(Layout coordinate data)

--

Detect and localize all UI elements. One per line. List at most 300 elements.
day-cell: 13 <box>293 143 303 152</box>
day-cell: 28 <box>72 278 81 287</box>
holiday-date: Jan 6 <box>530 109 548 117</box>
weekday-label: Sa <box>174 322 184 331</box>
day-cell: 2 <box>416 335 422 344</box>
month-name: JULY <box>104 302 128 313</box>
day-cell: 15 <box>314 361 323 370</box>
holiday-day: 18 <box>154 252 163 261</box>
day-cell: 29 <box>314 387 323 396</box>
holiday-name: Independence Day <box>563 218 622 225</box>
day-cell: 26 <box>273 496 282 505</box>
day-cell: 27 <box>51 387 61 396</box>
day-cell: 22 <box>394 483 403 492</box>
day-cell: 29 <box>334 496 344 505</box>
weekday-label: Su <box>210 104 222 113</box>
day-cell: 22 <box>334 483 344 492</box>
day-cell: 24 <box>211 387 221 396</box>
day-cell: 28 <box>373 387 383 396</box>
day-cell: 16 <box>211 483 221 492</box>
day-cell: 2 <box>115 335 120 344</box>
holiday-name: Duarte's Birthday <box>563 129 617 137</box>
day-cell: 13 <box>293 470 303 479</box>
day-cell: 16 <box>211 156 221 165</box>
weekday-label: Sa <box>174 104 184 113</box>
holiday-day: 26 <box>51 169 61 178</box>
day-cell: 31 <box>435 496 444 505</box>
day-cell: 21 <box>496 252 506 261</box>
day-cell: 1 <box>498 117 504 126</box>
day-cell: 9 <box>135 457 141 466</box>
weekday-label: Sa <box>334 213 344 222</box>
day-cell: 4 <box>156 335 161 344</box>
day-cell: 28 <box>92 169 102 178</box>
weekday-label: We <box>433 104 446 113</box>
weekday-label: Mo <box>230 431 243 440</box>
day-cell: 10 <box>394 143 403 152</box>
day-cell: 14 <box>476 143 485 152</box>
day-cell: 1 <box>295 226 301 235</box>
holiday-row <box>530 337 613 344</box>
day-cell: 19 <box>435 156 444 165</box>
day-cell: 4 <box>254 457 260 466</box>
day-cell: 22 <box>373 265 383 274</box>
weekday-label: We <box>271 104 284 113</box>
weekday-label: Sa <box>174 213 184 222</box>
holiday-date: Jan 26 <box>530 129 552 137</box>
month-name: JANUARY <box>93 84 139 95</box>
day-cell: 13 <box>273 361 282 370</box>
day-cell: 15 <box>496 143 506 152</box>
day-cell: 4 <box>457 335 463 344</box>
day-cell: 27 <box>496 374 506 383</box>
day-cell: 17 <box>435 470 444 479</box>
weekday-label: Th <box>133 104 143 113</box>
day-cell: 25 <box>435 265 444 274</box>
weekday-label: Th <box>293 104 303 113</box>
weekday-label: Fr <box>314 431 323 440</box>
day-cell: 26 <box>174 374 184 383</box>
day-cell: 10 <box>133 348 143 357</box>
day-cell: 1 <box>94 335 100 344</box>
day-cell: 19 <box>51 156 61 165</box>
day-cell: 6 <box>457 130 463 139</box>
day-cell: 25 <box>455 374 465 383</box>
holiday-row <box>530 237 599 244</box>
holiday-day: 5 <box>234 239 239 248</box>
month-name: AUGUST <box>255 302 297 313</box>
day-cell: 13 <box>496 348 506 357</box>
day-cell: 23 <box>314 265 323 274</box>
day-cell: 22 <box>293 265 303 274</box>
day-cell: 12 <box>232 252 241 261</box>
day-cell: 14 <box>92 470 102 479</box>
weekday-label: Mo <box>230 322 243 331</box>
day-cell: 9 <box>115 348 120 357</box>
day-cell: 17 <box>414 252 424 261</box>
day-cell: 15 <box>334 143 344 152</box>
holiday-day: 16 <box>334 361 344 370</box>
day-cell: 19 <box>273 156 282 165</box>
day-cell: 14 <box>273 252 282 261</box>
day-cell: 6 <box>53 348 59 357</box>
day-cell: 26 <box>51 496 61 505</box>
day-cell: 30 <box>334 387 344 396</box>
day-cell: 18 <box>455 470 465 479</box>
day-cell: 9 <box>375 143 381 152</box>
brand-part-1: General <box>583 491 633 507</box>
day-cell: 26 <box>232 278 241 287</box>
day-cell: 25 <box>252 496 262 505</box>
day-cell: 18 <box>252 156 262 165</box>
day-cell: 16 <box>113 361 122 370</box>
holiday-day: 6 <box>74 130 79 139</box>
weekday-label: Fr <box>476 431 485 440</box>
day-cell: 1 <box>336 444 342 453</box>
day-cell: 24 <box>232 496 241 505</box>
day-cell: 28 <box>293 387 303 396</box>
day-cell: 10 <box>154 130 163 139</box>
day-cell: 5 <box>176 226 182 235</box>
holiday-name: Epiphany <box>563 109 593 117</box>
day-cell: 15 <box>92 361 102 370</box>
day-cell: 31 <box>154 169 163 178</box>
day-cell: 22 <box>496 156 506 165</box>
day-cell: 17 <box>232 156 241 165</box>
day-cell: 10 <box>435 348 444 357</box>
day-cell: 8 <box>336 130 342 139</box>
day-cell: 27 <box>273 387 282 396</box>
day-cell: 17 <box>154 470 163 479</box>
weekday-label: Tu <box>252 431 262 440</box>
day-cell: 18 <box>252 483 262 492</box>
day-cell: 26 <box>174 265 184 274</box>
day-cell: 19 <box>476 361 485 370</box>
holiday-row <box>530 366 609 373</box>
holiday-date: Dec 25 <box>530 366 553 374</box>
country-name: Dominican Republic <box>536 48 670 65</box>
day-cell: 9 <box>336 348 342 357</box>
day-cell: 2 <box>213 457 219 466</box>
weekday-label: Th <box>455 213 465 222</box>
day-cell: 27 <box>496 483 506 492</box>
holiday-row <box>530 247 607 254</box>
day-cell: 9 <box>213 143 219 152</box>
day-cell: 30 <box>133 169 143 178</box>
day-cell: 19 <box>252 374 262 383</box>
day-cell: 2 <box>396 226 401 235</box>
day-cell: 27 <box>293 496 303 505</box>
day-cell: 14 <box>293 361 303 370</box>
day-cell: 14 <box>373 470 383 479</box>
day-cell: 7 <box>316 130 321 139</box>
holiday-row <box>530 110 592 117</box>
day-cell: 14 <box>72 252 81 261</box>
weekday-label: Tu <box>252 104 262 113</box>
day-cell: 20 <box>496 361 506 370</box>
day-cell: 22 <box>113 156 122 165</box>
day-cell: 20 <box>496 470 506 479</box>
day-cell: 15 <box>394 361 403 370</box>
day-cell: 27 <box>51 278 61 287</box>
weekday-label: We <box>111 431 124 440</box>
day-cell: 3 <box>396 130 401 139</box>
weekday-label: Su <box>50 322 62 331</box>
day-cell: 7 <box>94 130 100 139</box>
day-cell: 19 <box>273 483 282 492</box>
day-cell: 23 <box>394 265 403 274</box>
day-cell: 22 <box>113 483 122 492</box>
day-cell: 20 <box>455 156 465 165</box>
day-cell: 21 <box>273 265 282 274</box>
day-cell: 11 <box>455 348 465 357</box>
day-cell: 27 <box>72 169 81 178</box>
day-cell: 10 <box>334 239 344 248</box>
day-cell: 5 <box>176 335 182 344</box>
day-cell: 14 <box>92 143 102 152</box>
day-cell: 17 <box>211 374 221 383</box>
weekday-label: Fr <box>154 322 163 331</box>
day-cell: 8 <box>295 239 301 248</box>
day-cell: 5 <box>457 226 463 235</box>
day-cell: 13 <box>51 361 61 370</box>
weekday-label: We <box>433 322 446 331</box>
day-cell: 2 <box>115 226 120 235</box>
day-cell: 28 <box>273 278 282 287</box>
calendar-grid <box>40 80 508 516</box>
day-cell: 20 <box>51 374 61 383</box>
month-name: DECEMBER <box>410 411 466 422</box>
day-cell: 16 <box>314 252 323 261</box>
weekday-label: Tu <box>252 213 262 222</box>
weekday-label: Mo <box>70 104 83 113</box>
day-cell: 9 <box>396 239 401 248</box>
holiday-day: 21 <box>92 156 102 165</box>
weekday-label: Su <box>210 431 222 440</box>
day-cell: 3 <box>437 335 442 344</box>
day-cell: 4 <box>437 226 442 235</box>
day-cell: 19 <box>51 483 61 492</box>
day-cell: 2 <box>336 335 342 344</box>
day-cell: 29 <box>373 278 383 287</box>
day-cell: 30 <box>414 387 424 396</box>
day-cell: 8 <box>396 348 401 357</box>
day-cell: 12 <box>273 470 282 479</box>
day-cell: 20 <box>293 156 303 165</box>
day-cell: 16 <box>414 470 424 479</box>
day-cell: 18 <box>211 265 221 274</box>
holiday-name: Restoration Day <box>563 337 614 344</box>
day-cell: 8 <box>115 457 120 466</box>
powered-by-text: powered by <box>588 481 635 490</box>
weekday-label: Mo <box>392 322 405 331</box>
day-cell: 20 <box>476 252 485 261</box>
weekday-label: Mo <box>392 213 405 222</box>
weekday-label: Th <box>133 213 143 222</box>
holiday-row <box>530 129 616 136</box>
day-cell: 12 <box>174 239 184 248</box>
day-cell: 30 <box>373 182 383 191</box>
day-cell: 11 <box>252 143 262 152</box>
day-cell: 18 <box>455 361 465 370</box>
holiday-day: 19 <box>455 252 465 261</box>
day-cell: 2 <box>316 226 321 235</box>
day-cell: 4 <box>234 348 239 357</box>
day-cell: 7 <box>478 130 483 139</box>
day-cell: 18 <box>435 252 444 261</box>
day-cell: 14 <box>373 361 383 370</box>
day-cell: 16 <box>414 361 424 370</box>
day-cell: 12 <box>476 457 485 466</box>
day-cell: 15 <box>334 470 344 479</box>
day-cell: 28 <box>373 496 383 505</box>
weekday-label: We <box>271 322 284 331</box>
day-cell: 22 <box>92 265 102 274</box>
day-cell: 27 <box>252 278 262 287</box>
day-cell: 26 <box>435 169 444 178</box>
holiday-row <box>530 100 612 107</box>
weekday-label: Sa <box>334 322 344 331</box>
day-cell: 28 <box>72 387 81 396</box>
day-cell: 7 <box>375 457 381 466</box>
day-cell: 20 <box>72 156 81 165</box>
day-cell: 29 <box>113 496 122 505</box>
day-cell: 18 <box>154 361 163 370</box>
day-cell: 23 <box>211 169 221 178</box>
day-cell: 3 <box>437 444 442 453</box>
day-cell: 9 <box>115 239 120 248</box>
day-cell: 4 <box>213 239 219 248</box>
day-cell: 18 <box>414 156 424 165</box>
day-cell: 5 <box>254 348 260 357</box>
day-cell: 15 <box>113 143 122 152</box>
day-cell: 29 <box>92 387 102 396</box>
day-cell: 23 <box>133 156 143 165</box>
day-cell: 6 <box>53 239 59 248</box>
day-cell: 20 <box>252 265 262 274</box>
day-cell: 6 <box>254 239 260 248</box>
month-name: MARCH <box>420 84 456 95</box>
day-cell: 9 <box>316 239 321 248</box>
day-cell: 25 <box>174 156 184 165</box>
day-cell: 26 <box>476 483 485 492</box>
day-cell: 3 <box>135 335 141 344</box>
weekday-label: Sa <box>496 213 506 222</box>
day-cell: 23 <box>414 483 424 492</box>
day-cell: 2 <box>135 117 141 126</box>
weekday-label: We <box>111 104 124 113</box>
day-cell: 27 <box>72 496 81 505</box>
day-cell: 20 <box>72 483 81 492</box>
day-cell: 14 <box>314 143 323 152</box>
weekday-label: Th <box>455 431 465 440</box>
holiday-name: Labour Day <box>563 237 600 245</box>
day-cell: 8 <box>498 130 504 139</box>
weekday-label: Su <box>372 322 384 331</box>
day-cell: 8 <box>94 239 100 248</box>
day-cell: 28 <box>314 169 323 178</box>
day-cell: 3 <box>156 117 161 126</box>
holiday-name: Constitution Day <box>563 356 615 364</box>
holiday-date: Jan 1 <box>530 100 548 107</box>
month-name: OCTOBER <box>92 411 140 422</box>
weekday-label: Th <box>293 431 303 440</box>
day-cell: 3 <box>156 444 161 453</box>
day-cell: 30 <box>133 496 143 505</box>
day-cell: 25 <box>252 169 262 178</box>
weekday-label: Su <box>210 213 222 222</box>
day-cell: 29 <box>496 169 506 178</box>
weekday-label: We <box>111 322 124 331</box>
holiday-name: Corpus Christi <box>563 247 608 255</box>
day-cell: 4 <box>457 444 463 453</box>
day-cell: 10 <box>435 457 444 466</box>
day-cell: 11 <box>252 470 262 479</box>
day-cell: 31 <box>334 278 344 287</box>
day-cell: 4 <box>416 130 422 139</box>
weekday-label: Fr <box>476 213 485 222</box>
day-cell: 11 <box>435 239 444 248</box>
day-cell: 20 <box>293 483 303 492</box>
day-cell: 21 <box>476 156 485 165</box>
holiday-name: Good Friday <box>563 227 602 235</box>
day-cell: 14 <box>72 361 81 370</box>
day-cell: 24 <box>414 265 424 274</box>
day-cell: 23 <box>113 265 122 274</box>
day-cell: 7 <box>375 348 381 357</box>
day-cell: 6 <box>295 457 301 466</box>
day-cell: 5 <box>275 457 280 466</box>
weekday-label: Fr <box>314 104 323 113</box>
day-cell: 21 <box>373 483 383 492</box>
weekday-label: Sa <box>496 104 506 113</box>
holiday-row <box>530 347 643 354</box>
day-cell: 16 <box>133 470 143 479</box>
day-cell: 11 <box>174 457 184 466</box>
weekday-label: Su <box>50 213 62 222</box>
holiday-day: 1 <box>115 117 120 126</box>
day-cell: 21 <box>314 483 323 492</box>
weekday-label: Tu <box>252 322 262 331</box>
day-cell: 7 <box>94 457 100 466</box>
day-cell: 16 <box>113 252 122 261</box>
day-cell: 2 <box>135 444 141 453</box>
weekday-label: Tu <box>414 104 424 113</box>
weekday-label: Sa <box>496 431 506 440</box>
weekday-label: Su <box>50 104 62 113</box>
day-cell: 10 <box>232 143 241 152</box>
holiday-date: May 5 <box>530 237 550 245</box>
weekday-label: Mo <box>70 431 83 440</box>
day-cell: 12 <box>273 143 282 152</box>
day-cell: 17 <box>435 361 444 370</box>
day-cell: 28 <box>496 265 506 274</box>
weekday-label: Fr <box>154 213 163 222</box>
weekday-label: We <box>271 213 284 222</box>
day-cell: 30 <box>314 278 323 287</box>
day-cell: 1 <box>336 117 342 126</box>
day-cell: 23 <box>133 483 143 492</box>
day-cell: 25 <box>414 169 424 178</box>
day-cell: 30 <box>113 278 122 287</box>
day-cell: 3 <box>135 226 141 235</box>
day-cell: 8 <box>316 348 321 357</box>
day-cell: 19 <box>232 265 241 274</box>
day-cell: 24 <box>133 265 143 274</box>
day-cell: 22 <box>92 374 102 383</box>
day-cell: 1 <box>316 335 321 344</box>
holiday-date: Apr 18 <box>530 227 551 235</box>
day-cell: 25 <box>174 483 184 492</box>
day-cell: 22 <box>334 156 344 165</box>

--

## The request:
Count the lines in the records above that contain the string "date", treating uppercase and lowercase as distinct, and reply with the number alone.

## Result below:
6